* Begin Raw records *

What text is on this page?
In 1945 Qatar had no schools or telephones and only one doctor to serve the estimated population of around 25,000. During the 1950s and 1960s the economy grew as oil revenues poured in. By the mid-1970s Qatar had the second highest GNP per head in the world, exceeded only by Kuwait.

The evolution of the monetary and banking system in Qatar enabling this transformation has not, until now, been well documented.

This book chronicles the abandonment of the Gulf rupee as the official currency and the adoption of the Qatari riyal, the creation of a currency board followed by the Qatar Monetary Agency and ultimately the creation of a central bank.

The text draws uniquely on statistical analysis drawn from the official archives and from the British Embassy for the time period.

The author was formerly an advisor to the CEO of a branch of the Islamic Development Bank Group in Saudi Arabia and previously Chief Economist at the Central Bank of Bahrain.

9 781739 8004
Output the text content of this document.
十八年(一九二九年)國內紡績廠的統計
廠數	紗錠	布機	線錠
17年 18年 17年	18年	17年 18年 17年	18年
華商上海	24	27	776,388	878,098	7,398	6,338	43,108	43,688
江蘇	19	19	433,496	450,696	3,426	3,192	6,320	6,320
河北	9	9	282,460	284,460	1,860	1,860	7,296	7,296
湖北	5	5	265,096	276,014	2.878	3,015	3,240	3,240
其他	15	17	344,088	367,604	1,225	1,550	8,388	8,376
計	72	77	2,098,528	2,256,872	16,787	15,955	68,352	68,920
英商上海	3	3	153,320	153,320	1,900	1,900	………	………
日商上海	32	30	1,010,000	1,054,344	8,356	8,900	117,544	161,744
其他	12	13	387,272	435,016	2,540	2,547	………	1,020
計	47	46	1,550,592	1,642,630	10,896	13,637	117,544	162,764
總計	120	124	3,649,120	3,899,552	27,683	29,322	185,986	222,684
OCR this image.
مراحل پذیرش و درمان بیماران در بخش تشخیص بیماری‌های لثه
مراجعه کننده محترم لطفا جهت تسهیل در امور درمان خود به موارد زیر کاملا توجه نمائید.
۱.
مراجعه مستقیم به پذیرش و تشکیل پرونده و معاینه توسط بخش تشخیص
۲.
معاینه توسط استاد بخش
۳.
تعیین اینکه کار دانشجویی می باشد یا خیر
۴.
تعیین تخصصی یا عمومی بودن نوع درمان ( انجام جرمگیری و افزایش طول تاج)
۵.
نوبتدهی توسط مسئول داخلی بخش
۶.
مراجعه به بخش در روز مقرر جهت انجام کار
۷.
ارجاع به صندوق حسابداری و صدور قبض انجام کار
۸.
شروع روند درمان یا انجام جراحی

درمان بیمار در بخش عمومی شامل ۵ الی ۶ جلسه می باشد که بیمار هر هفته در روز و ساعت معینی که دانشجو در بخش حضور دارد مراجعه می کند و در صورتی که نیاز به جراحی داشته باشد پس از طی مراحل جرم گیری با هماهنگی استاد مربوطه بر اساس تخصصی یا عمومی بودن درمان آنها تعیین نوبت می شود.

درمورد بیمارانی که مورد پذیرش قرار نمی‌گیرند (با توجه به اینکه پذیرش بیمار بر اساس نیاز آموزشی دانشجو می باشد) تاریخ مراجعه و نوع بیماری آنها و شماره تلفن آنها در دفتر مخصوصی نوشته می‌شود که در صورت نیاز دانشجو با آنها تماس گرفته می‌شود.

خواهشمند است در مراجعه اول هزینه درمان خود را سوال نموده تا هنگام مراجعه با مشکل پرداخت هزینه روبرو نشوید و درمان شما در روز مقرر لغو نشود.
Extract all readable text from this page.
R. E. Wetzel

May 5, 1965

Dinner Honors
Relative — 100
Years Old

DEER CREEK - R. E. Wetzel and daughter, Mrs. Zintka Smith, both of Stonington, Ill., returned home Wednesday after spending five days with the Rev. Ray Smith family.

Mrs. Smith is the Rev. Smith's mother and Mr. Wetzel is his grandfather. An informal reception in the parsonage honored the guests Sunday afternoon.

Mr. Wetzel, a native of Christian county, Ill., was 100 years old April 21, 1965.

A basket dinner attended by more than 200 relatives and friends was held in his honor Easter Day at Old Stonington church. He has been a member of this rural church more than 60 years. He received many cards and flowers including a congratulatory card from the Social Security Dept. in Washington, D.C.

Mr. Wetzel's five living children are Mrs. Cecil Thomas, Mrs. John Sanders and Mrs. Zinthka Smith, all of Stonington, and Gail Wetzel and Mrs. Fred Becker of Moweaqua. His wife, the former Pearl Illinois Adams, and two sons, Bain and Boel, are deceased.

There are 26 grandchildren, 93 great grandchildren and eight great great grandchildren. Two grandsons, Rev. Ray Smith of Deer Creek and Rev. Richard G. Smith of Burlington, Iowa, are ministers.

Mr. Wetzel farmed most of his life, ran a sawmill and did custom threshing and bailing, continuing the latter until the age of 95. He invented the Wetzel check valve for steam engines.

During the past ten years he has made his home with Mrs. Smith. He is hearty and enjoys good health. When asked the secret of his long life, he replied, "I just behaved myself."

* End Raw records *

What is asked
Only the lines from the one containing "Extract all readable text from this page." to the end of the data should be printed, exactly as they stand.

Problem solution
Extract all readable text from this page.
R. E. Wetzel

May 5, 1965

Dinner Honors
Relative — 100
Years Old

DEER CREEK - R. E. Wetzel and daughter, Mrs. Zintka Smith, both of Stonington, Ill., returned home Wednesday after spending five days with the Rev. Ray Smith family.

Mrs. Smith is the Rev. Smith's mother and Mr. Wetzel is his grandfather. An informal reception in the parsonage honored the guests Sunday afternoon.

Mr. Wetzel, a native of Christian county, Ill., was 100 years old April 21, 1965.

A basket dinner attended by more than 200 relatives and friends was held in his honor Easter Day at Old Stonington church. He has been a member of this rural church more than 60 years. He received many cards and flowers including a congratulatory card from the Social Security Dept. in Washington, D.C.

Mr. Wetzel's five living children are Mrs. Cecil Thomas, Mrs. John Sanders and Mrs. Zinthka Smith, all of Stonington, and Gail Wetzel and Mrs. Fred Becker of Moweaqua. His wife, the former Pearl Illinois Adams, and two sons, Bain and Boel, are deceased.

There are 26 grandchildren, 93 great grandchildren and eight great great grandchildren. Two grandsons, Rev. Ray Smith of Deer Creek and Rev. Richard G. Smith of Burlington, Iowa, are ministers.

Mr. Wetzel farmed most of his life, ran a sawmill and did custom threshing and bailing, continuing the latter until the age of 95. He invented the Wetzel check valve for steam engines.

During the past ten years he has made his home with Mrs. Smith. He is hearty and enjoys good health. When asked the secret of his long life, he replied, "I just behaved myself."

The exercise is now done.